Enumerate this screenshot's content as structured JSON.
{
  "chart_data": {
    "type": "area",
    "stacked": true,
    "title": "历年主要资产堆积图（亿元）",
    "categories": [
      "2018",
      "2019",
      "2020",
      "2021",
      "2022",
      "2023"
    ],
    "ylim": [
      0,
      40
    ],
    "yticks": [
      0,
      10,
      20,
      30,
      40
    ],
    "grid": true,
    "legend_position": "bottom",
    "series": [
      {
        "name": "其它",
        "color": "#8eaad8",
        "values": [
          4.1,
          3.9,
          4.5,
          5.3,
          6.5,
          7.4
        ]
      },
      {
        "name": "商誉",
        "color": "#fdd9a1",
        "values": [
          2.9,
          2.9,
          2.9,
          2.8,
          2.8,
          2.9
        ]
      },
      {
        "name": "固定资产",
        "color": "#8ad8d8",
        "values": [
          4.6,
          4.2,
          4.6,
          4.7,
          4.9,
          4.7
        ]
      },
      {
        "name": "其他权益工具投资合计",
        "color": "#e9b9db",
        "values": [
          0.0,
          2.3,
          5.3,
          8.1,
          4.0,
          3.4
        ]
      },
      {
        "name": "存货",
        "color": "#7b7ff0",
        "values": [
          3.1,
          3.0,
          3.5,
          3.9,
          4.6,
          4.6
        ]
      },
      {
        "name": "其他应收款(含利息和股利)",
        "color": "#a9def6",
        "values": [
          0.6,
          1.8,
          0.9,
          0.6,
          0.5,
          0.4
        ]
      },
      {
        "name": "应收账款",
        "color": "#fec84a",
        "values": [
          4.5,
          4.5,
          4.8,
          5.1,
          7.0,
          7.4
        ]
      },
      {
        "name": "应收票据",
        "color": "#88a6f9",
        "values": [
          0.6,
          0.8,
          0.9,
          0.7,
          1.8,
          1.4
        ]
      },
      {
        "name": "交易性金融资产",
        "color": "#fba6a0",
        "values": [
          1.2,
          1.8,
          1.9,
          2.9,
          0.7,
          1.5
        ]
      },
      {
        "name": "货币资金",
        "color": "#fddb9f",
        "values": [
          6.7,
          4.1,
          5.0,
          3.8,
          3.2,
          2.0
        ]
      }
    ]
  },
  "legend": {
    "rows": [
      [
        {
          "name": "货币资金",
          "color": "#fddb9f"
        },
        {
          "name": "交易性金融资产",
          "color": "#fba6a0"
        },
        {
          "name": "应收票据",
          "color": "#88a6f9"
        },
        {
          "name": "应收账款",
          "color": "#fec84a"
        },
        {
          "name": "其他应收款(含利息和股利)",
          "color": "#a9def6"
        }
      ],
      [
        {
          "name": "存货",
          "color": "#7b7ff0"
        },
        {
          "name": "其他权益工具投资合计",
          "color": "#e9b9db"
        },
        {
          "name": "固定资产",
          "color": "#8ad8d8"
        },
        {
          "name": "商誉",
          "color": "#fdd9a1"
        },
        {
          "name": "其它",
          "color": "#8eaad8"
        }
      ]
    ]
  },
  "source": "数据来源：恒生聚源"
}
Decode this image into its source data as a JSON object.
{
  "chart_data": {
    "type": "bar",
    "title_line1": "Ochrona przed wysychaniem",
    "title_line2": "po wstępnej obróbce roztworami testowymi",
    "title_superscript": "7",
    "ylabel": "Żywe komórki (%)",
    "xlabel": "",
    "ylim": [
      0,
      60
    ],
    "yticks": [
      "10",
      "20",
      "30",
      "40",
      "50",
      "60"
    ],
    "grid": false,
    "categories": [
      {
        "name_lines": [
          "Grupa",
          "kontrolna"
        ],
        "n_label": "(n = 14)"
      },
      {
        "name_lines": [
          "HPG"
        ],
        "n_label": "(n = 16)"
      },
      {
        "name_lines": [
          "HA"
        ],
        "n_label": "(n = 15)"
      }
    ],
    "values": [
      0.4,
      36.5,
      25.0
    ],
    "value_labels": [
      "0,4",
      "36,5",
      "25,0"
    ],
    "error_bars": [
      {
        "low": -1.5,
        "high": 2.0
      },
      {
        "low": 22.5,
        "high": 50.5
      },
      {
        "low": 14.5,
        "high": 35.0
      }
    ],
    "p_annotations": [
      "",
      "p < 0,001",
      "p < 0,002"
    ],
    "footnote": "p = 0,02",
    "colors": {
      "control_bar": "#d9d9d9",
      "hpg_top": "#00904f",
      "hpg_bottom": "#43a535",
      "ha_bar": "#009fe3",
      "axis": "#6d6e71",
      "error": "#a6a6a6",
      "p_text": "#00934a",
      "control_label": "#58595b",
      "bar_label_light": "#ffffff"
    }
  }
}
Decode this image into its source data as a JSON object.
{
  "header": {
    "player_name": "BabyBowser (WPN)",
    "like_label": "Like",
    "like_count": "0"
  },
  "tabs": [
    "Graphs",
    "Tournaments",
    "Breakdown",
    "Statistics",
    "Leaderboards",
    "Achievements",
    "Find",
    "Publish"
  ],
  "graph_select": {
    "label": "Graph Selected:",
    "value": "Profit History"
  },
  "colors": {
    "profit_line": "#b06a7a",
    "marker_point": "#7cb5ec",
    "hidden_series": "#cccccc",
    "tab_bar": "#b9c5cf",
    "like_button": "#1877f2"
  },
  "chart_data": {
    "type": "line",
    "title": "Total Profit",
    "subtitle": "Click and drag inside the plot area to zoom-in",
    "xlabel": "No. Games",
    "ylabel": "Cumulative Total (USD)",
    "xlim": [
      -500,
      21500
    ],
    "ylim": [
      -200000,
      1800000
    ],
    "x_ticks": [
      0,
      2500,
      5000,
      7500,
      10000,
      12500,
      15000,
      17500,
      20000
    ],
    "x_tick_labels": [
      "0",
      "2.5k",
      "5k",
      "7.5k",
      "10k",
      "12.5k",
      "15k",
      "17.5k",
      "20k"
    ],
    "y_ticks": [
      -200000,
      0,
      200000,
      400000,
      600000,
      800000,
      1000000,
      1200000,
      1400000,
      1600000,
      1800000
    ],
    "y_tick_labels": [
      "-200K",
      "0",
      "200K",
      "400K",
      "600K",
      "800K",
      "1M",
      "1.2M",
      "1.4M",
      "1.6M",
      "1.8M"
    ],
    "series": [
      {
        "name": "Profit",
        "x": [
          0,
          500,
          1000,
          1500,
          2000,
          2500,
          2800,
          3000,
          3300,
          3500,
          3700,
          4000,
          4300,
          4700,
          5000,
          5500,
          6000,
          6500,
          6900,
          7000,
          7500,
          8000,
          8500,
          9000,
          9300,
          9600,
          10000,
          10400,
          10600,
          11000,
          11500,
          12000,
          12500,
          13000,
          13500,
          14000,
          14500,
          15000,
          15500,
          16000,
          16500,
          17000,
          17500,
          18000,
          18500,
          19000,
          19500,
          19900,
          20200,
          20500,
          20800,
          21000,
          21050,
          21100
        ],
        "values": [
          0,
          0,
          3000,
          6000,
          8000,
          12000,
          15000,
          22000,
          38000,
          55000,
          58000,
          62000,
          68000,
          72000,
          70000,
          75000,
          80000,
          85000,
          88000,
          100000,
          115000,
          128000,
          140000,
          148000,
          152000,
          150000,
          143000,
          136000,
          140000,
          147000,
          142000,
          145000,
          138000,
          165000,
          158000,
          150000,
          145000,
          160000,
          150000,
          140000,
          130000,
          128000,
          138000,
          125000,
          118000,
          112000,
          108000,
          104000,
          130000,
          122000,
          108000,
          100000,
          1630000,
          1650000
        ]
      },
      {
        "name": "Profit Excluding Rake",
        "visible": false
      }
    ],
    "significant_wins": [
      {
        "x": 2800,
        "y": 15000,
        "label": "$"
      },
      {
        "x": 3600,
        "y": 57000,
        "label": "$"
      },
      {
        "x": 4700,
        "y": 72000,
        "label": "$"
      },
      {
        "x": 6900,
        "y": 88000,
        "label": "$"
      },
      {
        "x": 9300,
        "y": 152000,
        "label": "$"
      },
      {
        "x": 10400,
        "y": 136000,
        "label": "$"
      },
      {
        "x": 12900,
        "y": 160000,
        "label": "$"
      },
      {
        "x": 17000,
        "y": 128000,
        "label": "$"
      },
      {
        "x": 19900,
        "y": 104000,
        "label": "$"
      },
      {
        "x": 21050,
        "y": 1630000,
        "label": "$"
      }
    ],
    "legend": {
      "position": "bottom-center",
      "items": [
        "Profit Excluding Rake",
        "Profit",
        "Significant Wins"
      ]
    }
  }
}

※ ※ ※

■ **Task statement**
Count how many lines of the data include the word "ylabel". Your reply should be that number alone.

■ **Written solution**
2